## PROBLEM TO WORK ON
Every line containing the word "background" needs to be found and copied.

-- start DATASET RECORDS --

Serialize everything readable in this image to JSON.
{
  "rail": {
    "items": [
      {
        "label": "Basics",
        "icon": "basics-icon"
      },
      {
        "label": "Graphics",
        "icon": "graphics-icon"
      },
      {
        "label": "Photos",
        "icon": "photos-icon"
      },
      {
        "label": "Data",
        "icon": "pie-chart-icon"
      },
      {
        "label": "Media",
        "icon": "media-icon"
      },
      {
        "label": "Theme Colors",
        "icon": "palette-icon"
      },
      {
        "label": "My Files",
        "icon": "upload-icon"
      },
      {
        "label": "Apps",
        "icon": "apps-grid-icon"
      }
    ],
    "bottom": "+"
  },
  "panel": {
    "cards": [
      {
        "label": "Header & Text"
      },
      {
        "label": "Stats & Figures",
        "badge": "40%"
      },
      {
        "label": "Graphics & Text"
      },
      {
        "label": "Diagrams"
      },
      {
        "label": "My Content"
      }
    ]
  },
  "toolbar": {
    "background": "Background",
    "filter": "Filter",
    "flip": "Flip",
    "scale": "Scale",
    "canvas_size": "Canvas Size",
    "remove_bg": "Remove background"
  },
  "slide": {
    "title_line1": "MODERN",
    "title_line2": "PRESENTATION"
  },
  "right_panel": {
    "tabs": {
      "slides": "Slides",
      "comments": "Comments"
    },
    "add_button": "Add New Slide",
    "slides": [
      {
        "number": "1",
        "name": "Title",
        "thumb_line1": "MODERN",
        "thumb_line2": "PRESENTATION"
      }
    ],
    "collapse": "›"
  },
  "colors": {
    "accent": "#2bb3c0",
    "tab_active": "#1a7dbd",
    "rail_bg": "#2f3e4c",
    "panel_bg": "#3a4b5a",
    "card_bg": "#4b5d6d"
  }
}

-- end DATASET RECORDS --

## FULL SOLUTION
    "background": "Background",
    "remove_bg": "Remove background"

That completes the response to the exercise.